The problem:
Please return the full listing below without altering anything.

(Records)
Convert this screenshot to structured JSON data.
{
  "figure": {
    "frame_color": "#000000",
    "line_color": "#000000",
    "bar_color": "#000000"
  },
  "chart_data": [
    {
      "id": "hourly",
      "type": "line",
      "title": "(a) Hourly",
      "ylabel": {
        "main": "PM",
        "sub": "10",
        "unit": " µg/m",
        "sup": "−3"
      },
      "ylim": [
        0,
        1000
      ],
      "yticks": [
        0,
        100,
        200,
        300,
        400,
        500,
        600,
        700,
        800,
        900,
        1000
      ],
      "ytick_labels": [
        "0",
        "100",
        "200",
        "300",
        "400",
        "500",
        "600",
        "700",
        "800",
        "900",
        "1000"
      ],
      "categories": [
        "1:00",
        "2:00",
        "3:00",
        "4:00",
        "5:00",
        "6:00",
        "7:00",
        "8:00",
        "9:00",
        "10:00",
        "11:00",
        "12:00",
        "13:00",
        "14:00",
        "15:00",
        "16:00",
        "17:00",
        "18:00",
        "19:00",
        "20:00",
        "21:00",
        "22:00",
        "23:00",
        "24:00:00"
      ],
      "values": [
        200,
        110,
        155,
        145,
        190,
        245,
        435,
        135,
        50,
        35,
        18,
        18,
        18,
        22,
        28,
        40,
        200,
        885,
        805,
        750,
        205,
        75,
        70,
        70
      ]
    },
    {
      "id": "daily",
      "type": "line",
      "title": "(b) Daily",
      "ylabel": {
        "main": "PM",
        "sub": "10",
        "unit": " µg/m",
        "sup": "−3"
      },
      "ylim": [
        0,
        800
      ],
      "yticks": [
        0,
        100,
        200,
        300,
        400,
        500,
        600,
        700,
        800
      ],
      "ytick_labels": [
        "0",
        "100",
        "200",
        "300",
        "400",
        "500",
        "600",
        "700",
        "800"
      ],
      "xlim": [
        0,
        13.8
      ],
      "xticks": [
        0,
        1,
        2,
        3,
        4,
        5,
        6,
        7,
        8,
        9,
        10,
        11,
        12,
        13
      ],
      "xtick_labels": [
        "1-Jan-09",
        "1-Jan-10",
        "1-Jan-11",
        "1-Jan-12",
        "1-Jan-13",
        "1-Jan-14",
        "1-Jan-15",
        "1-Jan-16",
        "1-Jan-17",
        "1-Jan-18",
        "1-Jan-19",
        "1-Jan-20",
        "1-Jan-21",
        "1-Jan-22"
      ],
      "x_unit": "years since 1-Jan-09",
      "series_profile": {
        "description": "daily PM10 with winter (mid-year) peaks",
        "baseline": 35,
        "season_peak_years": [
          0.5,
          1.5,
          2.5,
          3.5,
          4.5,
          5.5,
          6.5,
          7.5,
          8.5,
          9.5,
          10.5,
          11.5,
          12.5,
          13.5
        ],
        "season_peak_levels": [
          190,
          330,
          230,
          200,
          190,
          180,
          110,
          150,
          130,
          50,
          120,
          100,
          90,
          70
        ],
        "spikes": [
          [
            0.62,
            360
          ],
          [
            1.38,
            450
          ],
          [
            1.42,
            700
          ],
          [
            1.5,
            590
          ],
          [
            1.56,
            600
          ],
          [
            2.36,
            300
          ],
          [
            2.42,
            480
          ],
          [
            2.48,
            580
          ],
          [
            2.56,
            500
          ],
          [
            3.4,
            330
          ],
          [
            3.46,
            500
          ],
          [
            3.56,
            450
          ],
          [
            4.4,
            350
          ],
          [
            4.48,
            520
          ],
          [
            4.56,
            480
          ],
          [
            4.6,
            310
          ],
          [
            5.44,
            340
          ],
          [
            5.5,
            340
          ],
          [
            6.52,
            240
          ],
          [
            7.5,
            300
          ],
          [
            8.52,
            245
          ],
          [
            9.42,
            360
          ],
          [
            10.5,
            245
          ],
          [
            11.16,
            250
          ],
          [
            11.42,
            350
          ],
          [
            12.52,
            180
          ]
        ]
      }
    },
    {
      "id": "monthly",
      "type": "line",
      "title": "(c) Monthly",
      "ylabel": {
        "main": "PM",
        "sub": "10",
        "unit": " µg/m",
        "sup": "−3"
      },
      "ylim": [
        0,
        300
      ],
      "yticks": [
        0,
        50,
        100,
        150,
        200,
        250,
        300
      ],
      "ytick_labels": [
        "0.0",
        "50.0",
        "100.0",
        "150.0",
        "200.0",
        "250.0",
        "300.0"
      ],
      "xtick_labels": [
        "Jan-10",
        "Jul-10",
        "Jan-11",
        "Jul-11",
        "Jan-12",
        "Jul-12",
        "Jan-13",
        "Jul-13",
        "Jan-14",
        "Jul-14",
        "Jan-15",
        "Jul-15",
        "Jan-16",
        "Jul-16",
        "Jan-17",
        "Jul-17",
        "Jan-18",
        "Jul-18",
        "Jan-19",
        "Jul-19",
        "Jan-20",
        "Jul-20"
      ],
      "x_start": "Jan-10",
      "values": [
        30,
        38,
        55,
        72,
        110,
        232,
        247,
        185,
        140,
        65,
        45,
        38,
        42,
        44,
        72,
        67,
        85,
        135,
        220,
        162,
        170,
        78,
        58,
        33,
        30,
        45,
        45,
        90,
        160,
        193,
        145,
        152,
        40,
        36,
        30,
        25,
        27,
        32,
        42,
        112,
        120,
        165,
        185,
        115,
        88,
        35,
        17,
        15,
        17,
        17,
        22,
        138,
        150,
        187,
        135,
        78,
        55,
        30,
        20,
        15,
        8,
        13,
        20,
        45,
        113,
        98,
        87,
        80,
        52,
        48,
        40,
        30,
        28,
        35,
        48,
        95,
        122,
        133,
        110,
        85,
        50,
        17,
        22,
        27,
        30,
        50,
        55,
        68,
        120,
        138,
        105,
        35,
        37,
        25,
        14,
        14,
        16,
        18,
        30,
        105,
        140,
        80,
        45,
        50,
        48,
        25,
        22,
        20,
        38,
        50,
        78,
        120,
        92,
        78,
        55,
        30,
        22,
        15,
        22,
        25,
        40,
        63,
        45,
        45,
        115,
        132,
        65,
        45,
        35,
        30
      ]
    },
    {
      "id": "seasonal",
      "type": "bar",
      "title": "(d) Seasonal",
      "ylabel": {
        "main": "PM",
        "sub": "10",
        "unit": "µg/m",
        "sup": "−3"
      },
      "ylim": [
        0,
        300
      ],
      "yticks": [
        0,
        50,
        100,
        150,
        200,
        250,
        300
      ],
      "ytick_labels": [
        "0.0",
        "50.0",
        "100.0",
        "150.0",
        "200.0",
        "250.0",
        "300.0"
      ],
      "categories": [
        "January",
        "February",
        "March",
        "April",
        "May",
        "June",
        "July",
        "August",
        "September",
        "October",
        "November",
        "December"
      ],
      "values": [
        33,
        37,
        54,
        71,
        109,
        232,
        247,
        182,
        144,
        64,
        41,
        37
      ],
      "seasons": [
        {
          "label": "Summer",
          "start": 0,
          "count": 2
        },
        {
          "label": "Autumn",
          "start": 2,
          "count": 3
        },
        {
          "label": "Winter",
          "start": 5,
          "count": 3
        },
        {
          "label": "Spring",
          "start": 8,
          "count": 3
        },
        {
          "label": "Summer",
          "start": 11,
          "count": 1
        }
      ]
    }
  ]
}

Answer to the problem:
Convert this screenshot to structured JSON data.
{
  "figure": {
    "frame_color": "#000000",
    "line_color": "#000000",
    "bar_color": "#000000"
  },
  "chart_data": [
    {
      "id": "hourly",
      "type": "line",
      "title": "(a) Hourly",
      "ylabel": {
        "main": "PM",
        "sub": "10",
        "unit": " µg/m",
        "sup": "−3"
      },
      "ylim": [
        0,
        1000
      ],
      "yticks": [
        0,
        100,
        200,
        300,
        400,
        500,
        600,
        700,
        800,
        900,
        1000
      ],
      "ytick_labels": [
        "0",
        "100",
        "200",
        "300",
        "400",
        "500",
        "600",
        "700",
        "800",
        "900",
        "1000"
      ],
      "categories": [
        "1:00",
        "2:00",
        "3:00",
        "4:00",
        "5:00",
        "6:00",
        "7:00",
        "8:00",
        "9:00",
        "10:00",
        "11:00",
        "12:00",
        "13:00",
        "14:00",
        "15:00",
        "16:00",
        "17:00",
        "18:00",
        "19:00",
        "20:00",
        "21:00",
        "22:00",
        "23:00",
        "24:00:00"
      ],
      "values": [
        200,
        110,
        155,
        145,
        190,
        245,
        435,
        135,
        50,
        35,
        18,
        18,
        18,
        22,
        28,
        40,
        200,
        885,
        805,
        750,
        205,
        75,
        70,
        70
      ]
    },
    {
      "id": "daily",
      "type": "line",
      "title": "(b) Daily",
      "ylabel": {
        "main": "PM",
        "sub": "10",
        "unit": " µg/m",
        "sup": "−3"
      },
      "ylim": [
        0,
        800
      ],
      "yticks": [
        0,
        100,
        200,
        300,
        400,
        500,
        600,
        700,
        800
      ],
      "ytick_labels": [
        "0",
        "100",
        "200",
        "300",
        "400",
        "500",
        "600",
        "700",
        "800"
      ],
      "xlim": [
        0,
        13.8
      ],
      "xticks": [
        0,
        1,
        2,
        3,
        4,
        5,
        6,
        7,
        8,
        9,
        10,
        11,
        12,
        13
      ],
      "xtick_labels": [
        "1-Jan-09",
        "1-Jan-10",
        "1-Jan-11",
        "1-Jan-12",
        "1-Jan-13",
        "1-Jan-14",
        "1-Jan-15",
        "1-Jan-16",
        "1-Jan-17",
        "1-Jan-18",
        "1-Jan-19",
        "1-Jan-20",
        "1-Jan-21",
        "1-Jan-22"
      ],
      "x_unit": "years since 1-Jan-09",
      "series_profile": {
        "description": "daily PM10 with winter (mid-year) peaks",
        "baseline": 35,
        "season_peak_years": [
          0.5,
          1.5,
          2.5,
          3.5,
          4.5,
          5.5,
          6.5,
          7.5,
          8.5,
          9.5,
          10.5,
          11.5,
          12.5,
          13.5
        ],
        "season_peak_levels": [
          190,
          330,
          230,
          200,
          190,
          180,
          110,
          150,
          130,
          50,
          120,
          100,
          90,
          70
        ],
        "spikes": [
          [
            0.62,
            360
          ],
          [
            1.38,
            450
          ],
          [
            1.42,
            700
          ],
          [
            1.5,
            590
          ],
          [
            1.56,
            600
          ],
          [
            2.36,
            300
          ],
          [
            2.42,
            480
          ],
          [
            2.48,
            580
          ],
          [
            2.56,
            500
          ],
          [
            3.4,
            330
          ],
          [
            3.46,
            500
          ],
          [
            3.56,
            450
          ],
          [
            4.4,
            350
          ],
          [
            4.48,
            520
          ],
          [
            4.56,
            480
          ],
          [
            4.6,
            310
          ],
          [
            5.44,
            340
          ],
          [
            5.5,
            340
          ],
          [
            6.52,
            240
          ],
          [
            7.5,
            300
          ],
          [
            8.52,
            245
          ],
          [
            9.42,
            360
          ],
          [
            10.5,
            245
          ],
          [
            11.16,
            250
          ],
          [
            11.42,
            350
          ],
          [
            12.52,
            180
          ]
        ]
      }
    },
    {
      "id": "monthly",
      "type": "line",
      "title": "(c) Monthly",
      "ylabel": {
        "main": "PM",
        "sub": "10",
        "unit": " µg/m",
        "sup": "−3"
      },
      "ylim": [
        0,
        300
      ],
      "yticks": [
        0,
        50,
        100,
        150,
        200,
        250,
        300
      ],
      "ytick_labels": [
        "0.0",
        "50.0",
        "100.0",
        "150.0",
        "200.0",
        "250.0",
        "300.0"
      ],
      "xtick_labels": [
        "Jan-10",
        "Jul-10",
        "Jan-11",
        "Jul-11",
        "Jan-12",
        "Jul-12",
        "Jan-13",
        "Jul-13",
        "Jan-14",
        "Jul-14",
        "Jan-15",
        "Jul-15",
        "Jan-16",
        "Jul-16",
        "Jan-17",
        "Jul-17",
        "Jan-18",
        "Jul-18",
        "Jan-19",
        "Jul-19",
        "Jan-20",
        "Jul-20"
      ],
      "x_start": "Jan-10",
      "values": [
        30,
        38,
        55,
        72,
        110,
        232,
        247,
        185,
        140,
        65,
        45,
        38,
        42,
        44,
        72,
        67,
        85,
        135,
        220,
        162,
        170,
        78,
        58,
        33,
        30,
        45,
        45,
        90,
        160,
        193,
        145,
        152,
        40,
        36,
        30,
        25,
        27,
        32,
        42,
        112,
        120,
        165,
        185,
        115,
        88,
        35,
        17,
        15,
        17,
        17,
        22,
        138,
        150,
        187,
        135,
        78,
        55,
        30,
        20,
        15,
        8,
        13,
        20,
        45,
        113,
        98,
        87,
        80,
        52,
        48,
        40,
        30,
        28,
        35,
        48,
        95,
        122,
        133,
        110,
        85,
        50,
        17,
        22,
        27,
        30,
        50,
        55,
        68,
        120,
        138,
        105,
        35,
        37,
        25,
        14,
        14,
        16,
        18,
        30,
        105,
        140,
        80,
        45,
        50,
        48,
        25,
        22,
        20,
        38,
        50,
        78,
        120,
        92,
        78,
        55,
        30,
        22,
        15,
        22,
        25,
        40,
        63,
        45,
        45,
        115,
        132,
        65,
        45,
        35,
        30
      ]
    },
    {
      "id": "seasonal",
      "type": "bar",
      "title": "(d) Seasonal",
      "ylabel": {
        "main": "PM",
        "sub": "10",
        "unit": "µg/m",
        "sup": "−3"
      },
      "ylim": [
        0,
        300
      ],
      "yticks": [
        0,
        50,
        100,
        150,
        200,
        250,
        300
      ],
      "ytick_labels": [
        "0.0",
        "50.0",
        "100.0",
        "150.0",
        "200.0",
        "250.0",
        "300.0"
      ],
      "categories": [
        "January",
        "February",
        "March",
        "April",
        "May",
        "June",
        "July",
        "August",
        "September",
        "October",
        "November",
        "December"
      ],
      "values": [
        33,
        37,
        54,
        71,
        109,
        232,
        247,
        182,
        144,
        64,
        41,
        37
      ],
      "seasons": [
        {
          "label": "Summer",
          "start": 0,
          "count": 2
        },
        {
          "label": "Autumn",
          "start": 2,
          "count": 3
        },
        {
          "label": "Winter",
          "start": 5,
          "count": 3
        },
        {
          "label": "Spring",
          "start": 8,
          "count": 3
        },
        {
          "label": "Summer",
          "start": 11,
          "count": 1
        }
      ]
    }
  ]
}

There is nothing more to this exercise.